Stored entries
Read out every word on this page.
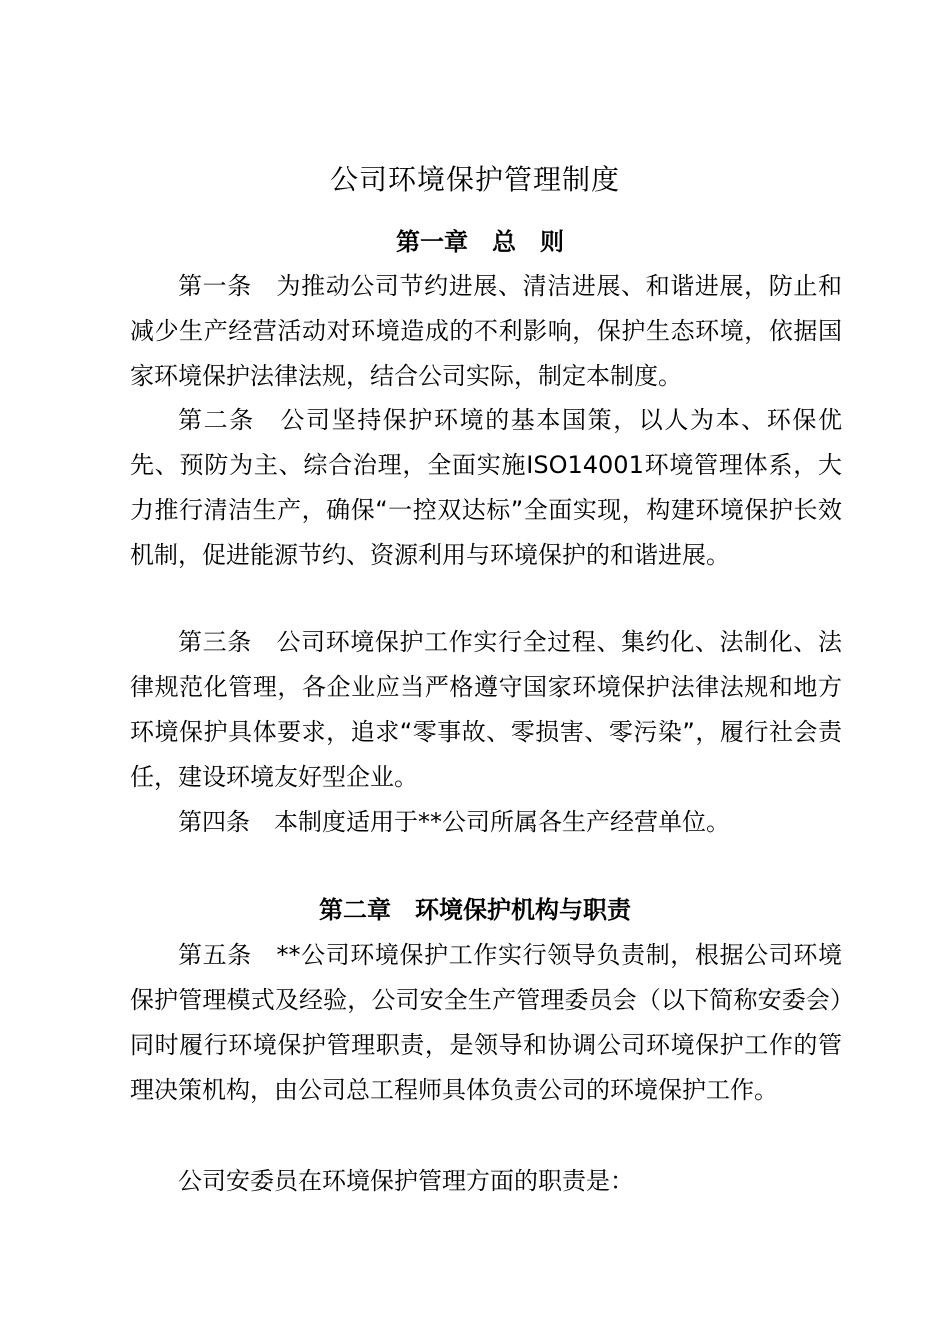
公司环境保护管理制度
第一章　总　则

第一条　为推动公司节约进展、清洁进展、和谐进展，防止和减少生产经营活动对环境造成的不利影响，保护生态环境，依据国家环境保护法律法规，结合公司实际，制定本制度。

第二条　公司坚持保护环境的基本国策，以人为本、环保优先、预防为主、综合治理，全面实施ISO14001环境管理体系，大力推行清洁生产，确保“一控双达标”全面实现，构建环境保护长效机制，促进能源节约、资源利用与环境保护的和谐进展。

第三条　公司环境保护工作实行全过程、集约化、法制化、法律规范化管理，各企业应当严格遵守国家环境保护法律法规和地方环境保护具体要求，追求“零事故、零损害、零污染”，履行社会责任，建设环境友好型企业。

第四条　本制度适用于**公司所属各生产经营单位。

第二章　环境保护机构与职责

第五条　**公司环境保护工作实行领导负责制，根据公司环境保护管理模式及经验，公司安全生产管理委员会（以下简称安委会）同时履行环境保护管理职责，是领导和协调公司环境保护工作的管理决策机构，由公司总工程师具体负责公司的环境保护工作。

公司安委员在环境保护管理方面的职责是：
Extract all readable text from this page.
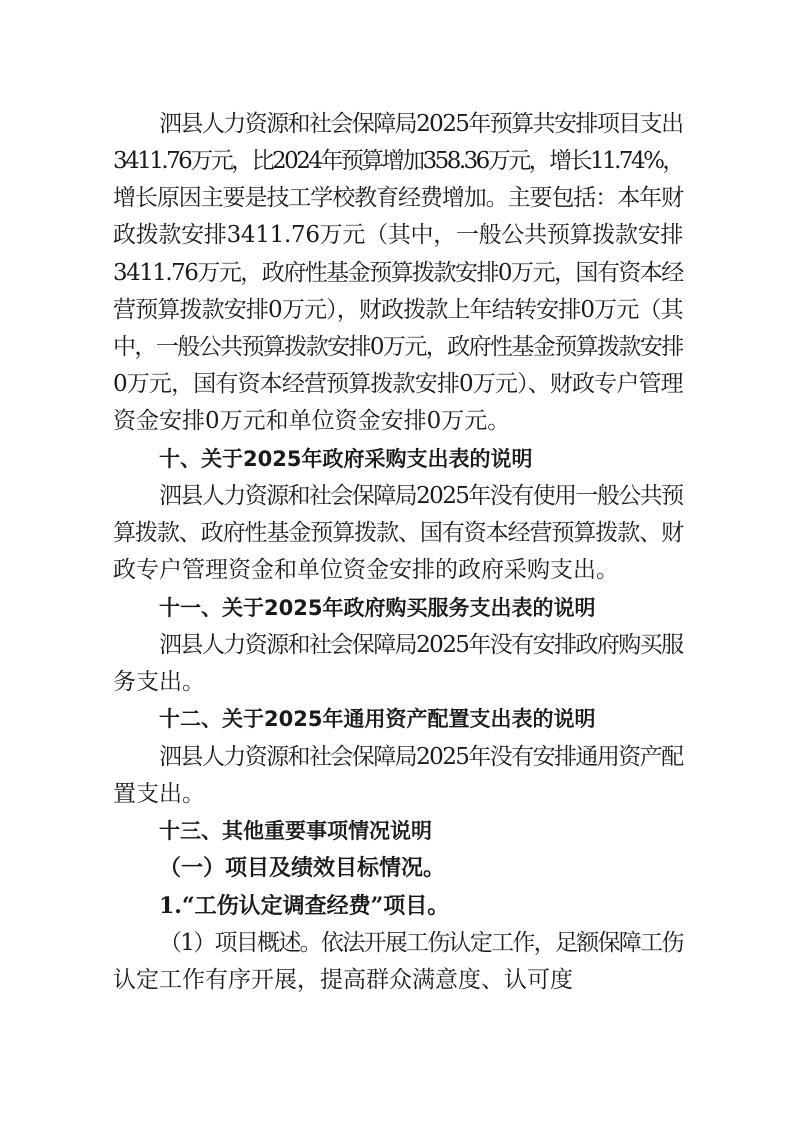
泗县人力资源和社会保障局2025年预算共安排项目支出
3411.76万元，比2024年预算增加358.36万元，增长11.74%，
增长原因主要是技工学校教育经费增加。主要包括：本年财
政拨款安排3411.76万元（其中，一般公共预算拨款安排
3411.76万元，政府性基金预算拨款安排0万元，国有资本经
营预算拨款安排0万元），财政拨款上年结转安排0万元（其
中，一般公共预算拨款安排0万元，政府性基金预算拨款安排
0万元，国有资本经营预算拨款安排0万元）、财政专户管理
资金安排0万元和单位资金安排0万元。
十、关于2025年政府采购支出表的说明
泗县人力资源和社会保障局2025年没有使用一般公共预
算拨款、政府性基金预算拨款、国有资本经营预算拨款、财
政专户管理资金和单位资金安排的政府采购支出。
十一、关于2025年政府购买服务支出表的说明
泗县人力资源和社会保障局2025年没有安排政府购买服
务支出。
十二、关于2025年通用资产配置支出表的说明
泗县人力资源和社会保障局2025年没有安排通用资产配
置支出。
十三、其他重要事项情况说明
（一）项目及绩效目标情况。
1.“工伤认定调查经费”项目。
（1）项目概述。依法开展工伤认定工作，足额保障工伤
认定工作有序开展，提高群众满意度、认可度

=== What the task requires ===
Replicate the material above verbatim; images stay out of the copy.

=== Answer below ===
Read out every word on this page.
公司环境保护管理制度
第一章　总　则

第一条　为推动公司节约进展、清洁进展、和谐进展，防止和减少生产经营活动对环境造成的不利影响，保护生态环境，依据国家环境保护法律法规，结合公司实际，制定本制度。

第二条　公司坚持保护环境的基本国策，以人为本、环保优先、预防为主、综合治理，全面实施ISO14001环境管理体系，大力推行清洁生产，确保“一控双达标”全面实现，构建环境保护长效机制，促进能源节约、资源利用与环境保护的和谐进展。

第三条　公司环境保护工作实行全过程、集约化、法制化、法律规范化管理，各企业应当严格遵守国家环境保护法律法规和地方环境保护具体要求，追求“零事故、零损害、零污染”，履行社会责任，建设环境友好型企业。

第四条　本制度适用于**公司所属各生产经营单位。

第二章　环境保护机构与职责

第五条　**公司环境保护工作实行领导负责制，根据公司环境保护管理模式及经验，公司安全生产管理委员会（以下简称安委会）同时履行环境保护管理职责，是领导和协调公司环境保护工作的管理决策机构，由公司总工程师具体负责公司的环境保护工作。

公司安委员在环境保护管理方面的职责是：
Extract all readable text from this page.
泗县人力资源和社会保障局2025年预算共安排项目支出
3411.76万元，比2024年预算增加358.36万元，增长11.74%，
增长原因主要是技工学校教育经费增加。主要包括：本年财
政拨款安排3411.76万元（其中，一般公共预算拨款安排
3411.76万元，政府性基金预算拨款安排0万元，国有资本经
营预算拨款安排0万元），财政拨款上年结转安排0万元（其
中，一般公共预算拨款安排0万元，政府性基金预算拨款安排
0万元，国有资本经营预算拨款安排0万元）、财政专户管理
资金安排0万元和单位资金安排0万元。
十、关于2025年政府采购支出表的说明
泗县人力资源和社会保障局2025年没有使用一般公共预
算拨款、政府性基金预算拨款、国有资本经营预算拨款、财
政专户管理资金和单位资金安排的政府采购支出。
十一、关于2025年政府购买服务支出表的说明
泗县人力资源和社会保障局2025年没有安排政府购买服
务支出。
十二、关于2025年通用资产配置支出表的说明
泗县人力资源和社会保障局2025年没有安排通用资产配
置支出。
十三、其他重要事项情况说明
（一）项目及绩效目标情况。
1.“工伤认定调查经费”项目。
（1）项目概述。依法开展工伤认定工作，足额保障工伤
认定工作有序开展，提高群众满意度、认可度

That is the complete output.